• [Work item A]: In the excerpt on wealthy technologists pursuing major breakthroughs, condense the paragraph beginning "Government funding has been withdrawn" into a bulleted list that keeps its main facts.
• [Work item B]: Carry the excerpt on wealthy technologists pursuing major breakthroughs forward from its final sentence, writing the next part in the same formal voice.

• [Excerpt]:
Having disrupted entire industries, they have now become “interested in the world’s biggest problems”, Mr Diamandis says. “The world’s biggest challenges are also the world’s biggest market opportunities.”

It is ironic that this eruption of ambition has come at a time when many in Silicon Valley have begun to question whether the golden age of technological innovation is over.

The pessimism was summed up two years ago by Tyler Cowen, an American academic, who argued that the low-hanging fruit of the digital revolution had been picked and that too little effort was being put into making the next big breakthroughs.

The theme has been echoed by technocrats such as Peter Thiel, another early PayPal executive who was also the first outside investor in Facebook. He has hit a nerve in Silicon Valley with the complaint that venture capitalists have lost their appetite for world-changing ideas, preferring the safer ground of making small advances in mobile apps and social networks.

Yet recent headlines suggest this is too pessimistic.

Sergey Brin's first synthetic beef © Getty Images

Last week it was the turn of Google’s Mr Brin to show off one of the products of this new marriage of advanced science, massive personal wealth and untamed ambition. It came with the first public tasting, in London, of laboratory-grown beef, a project funded largely by Mr Brin’s own $23bn fortune.

“If what we are doing is not seen by some people as science fiction, it’s probably not transformative enough,” he said in a video explaining the project – a statement that could sum up the ambition of the new scientific adventurers.

The upshot, according to supporters of this billionaire-fuelled quest for the next big technological breakthroughs, will be an age of discovery that creates the industries of the future: private space exploration, new forms of transport, robotics, new medicines and advanced materials. Yet it could end up instead as an era defined by the hubris of a generation of the ultra-wealthy.

“I think there will be some stupendous failures – but if you’re not failing, you’re not thinking big,” says Mr Diamandis, who admits that the inevitable setbacks could provoke doubts about the effectiveness of this approach to problem-solving on a grand scale.

According to the technology elite, many of them based on the west coast of the US, there is no alternative to thinking very big. What may seem like hubris is seen as a necessary response to a dangerous lack of ambition that has settled on the rest of the political and business class.

Bell Labs build the Telstar satellite © Getty Images

Government funding has been withdrawn from some areas of advanced research. And the organisations that might once have filled the gap – the innovative old research groups such as Bell Labs, created by AT&T – have atrophied as heightened competition wrecked once-comfortable monopolies and weakened their ability to fund longer-term ideas.

Yet others argue that the incentives for groundbreaking innovation have not changed significantly, and that the history of technological breakthroughs such as the telephone and telegraph show that it has always been left to individual entrepreneurs to pull off the really big game-changers.

“Governments are concerned about congressional investigations, they’re concerned about failure,” Mr Diamandis says. “Big companies are concerned about stock prices.”

Document layout analysis data:
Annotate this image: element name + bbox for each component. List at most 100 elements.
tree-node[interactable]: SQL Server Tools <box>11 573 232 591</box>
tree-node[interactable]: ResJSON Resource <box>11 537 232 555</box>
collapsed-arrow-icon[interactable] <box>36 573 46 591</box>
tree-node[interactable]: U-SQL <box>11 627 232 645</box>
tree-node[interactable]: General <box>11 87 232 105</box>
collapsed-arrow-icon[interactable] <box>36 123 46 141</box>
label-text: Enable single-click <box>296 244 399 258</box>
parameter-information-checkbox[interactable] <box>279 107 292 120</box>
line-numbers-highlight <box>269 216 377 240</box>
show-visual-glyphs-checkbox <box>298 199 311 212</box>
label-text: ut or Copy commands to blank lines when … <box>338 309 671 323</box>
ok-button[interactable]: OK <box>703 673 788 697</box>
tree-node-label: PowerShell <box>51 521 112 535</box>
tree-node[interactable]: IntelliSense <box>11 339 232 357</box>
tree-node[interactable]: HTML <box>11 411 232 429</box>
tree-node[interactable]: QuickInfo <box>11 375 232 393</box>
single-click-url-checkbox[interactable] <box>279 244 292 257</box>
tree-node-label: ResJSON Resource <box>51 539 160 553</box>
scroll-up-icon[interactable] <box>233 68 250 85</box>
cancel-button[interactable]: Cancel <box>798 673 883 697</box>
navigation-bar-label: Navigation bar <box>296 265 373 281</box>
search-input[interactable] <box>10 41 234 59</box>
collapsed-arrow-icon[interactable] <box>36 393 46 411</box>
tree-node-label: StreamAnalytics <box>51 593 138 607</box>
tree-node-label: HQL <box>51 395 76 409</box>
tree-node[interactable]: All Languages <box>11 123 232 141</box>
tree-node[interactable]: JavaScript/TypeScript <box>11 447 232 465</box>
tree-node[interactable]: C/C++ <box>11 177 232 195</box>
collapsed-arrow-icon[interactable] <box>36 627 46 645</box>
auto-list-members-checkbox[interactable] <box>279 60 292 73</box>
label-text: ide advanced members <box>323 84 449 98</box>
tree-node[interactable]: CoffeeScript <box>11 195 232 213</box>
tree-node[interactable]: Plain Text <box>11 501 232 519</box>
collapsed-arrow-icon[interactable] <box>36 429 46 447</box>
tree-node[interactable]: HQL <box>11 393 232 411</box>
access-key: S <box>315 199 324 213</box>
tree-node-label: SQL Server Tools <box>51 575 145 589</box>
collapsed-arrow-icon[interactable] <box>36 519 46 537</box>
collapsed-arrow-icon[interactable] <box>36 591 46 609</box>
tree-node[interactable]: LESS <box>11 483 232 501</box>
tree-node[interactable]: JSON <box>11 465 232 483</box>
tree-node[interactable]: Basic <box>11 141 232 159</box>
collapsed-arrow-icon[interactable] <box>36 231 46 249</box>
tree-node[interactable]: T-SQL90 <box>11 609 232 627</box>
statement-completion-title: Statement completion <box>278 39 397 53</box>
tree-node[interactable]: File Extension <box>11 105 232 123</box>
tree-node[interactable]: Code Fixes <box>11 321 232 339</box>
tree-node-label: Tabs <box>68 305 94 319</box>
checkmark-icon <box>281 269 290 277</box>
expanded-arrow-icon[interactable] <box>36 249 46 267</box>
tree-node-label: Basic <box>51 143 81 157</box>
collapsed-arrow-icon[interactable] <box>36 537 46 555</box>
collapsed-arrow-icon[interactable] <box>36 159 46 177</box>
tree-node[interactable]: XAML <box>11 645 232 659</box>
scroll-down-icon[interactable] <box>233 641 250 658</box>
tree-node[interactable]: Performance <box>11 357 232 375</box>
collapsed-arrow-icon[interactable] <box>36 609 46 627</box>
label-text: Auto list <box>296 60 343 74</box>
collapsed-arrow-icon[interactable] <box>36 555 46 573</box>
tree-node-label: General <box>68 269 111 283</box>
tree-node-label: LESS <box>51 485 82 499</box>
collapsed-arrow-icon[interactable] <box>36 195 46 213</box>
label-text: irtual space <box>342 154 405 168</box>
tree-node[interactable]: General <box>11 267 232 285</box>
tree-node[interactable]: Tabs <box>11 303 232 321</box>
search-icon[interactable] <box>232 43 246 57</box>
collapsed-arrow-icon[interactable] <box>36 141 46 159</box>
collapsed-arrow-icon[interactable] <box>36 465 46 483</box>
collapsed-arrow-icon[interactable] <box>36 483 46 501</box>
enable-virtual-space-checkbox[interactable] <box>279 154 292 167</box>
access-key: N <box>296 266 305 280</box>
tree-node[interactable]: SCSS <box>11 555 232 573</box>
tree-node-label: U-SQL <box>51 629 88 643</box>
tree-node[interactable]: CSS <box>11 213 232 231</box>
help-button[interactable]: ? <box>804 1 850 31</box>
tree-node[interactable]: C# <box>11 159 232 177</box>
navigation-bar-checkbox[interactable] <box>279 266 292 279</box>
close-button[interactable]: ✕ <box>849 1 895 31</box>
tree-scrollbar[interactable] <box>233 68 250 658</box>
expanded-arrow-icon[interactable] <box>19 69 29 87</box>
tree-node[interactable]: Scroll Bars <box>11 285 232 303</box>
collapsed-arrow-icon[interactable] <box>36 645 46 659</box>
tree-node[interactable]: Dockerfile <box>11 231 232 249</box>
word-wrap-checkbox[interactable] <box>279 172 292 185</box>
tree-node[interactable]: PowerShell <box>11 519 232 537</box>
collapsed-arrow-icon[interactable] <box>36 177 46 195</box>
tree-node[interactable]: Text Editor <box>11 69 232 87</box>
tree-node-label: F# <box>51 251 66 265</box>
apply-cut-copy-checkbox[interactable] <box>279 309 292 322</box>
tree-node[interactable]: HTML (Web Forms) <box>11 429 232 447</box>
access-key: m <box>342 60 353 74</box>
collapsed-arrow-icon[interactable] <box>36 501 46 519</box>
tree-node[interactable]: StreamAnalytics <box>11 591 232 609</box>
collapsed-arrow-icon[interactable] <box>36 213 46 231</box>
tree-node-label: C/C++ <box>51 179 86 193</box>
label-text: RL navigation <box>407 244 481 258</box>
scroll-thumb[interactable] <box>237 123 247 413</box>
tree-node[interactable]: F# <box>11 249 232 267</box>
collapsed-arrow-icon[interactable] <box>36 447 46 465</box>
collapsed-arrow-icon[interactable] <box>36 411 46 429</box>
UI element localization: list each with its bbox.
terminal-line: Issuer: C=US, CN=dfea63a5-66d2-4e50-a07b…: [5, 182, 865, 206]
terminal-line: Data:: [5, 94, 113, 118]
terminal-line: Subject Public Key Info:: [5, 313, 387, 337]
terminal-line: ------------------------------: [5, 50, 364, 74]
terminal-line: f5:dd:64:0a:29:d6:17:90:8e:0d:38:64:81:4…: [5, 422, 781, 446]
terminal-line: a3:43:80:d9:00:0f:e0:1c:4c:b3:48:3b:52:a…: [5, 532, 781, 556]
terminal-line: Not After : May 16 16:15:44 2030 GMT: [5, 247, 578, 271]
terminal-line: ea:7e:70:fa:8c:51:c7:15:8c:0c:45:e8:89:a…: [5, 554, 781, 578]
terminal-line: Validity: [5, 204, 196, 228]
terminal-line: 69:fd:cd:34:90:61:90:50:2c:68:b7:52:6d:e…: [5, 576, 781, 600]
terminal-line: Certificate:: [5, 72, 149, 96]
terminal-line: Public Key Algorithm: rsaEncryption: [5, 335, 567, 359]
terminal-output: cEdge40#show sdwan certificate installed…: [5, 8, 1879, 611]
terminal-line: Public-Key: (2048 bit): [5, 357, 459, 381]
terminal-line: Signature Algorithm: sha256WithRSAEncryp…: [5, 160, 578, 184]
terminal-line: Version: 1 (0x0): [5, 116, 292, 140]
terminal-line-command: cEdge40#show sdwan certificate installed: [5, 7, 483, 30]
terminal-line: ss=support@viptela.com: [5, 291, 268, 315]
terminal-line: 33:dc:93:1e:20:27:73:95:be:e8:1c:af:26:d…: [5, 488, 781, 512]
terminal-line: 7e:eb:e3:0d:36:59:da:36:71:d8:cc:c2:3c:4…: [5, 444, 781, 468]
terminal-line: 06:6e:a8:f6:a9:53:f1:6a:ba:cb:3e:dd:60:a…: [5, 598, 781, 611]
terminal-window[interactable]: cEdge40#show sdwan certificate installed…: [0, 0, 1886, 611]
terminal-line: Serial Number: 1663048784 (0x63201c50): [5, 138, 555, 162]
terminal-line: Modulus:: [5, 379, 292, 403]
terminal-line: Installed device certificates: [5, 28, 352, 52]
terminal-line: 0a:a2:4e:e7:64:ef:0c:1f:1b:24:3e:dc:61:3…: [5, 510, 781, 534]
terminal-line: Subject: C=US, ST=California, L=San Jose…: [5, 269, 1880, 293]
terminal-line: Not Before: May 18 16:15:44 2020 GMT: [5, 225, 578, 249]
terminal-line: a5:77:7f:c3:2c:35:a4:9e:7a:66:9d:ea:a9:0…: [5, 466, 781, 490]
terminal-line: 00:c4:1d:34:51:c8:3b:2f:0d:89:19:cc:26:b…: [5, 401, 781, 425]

• [Final answer A]:
- Government funding for some areas of advanced research has been withdrawn.
- Innovative old research groups such as AT&T's Bell Labs might once have filled that gap.
- Those groups have atrophied because heightened competition wrecked their once-comfortable monopolies.
- This weakened their ability to fund longer-term ideas.

• [Final answer B]:
Hubristic, idealistic or both, the technocrats see themselves as the ones to deliver large-scale breakthroughs to solve the world’s social and economic ills. Mr Brin, for instance, was drawn to the idea of growing beef in test tubes by the environmental benefits of reducing the world’s cattle population, as well as animal welfare concerns.

“We’re moving into an era where talking about things that have seemed impossible has become dramatically important,” says John Seely Brown, who once ran Xerox’s famed Silicon Valley research centre, which was credited with many of the breakthroughs that led to personal computing.

As older industries are disrupted by the internet or global competition, the competitive advantage for an advanced nation such as America has become intimately tied with its ability to accomplish big technological advances, according to this view.

Yet while the wealth of nations may ultimately be at stake, the tendency to think big has come to seem like a personal mark of pride for the tech billionaire class.

This week Mr Musk, who has scored successes with electric cars and private space exploration, took a step further into the realm of science fiction with his proposal for a hyperloop: an elevated, sealed tube through which pods carrying passengers could shoot at 700mph. Such a transport system would be far cheaper to build and more attractive to travellers than a proposed high-speed rail link between San Francisco and Los Angeles, he claimed.

If there is a need for such grand personal ambition as this that stretches the imagination – and sometimes the credence – of the uninitiated, the time could be ripe.

Some experts say that a rare point in technological history has arrived when unimaginable breakthroughs will come to seem almost routine, giving the unbridled ambition and fortunes of today’s super-rich technocrats a lasting impact on the world.

“It’s an incredible moment in time,” says Mr Seely Brown. “Things I would have thought were unthinkable five years ago” have seen the light of day, he adds, such as the driverless car developed by Google’s advanced research and development arm, Google X.

New tools used in scientific research have accelerated the process of discovery, researchers say. The ability to analyse massive data sets and use “deep learning” in computer systems that can adapt to experience, rather than depending on a human programmer, have led to breakthroughs. These range from drug discovery to the development of new materials to robots with a greater awareness of the world around them.

Nowhere has the ambition of the new entrepreneurs been more apparent than in the private space race, as some of the richest internet billionaires have moved to fill the gap left by the retreat of US government funding for space exploration.

Mr Bezos, who took an old-economy tack last week with his $250m purchase of the Washington Post, has committed part of his billions to making space travel more affordable. He has been joined by Google billionaires Larry Page and Eric Schmidt, who are among the backers of Mr Diamandis’s venture to launch rockets to mine resources from passing asteroids.

For his part, Mr Musk has set his sights on Mars – having already built, through his company SpaceX, the first private rocket to reach orbit and dock with the International Space Station.

The space entrepreneurs have much in common with a much earlier generation of explorers, says Paul Saffo, a futurist based in San Francisco. “Commercial space is just like the great age of discovery around 1500,” he says. Once one ventures beyond the bounds of previous exploration and returns successful, others inevitably follow, producing a race for new riches that seemed out of reach before.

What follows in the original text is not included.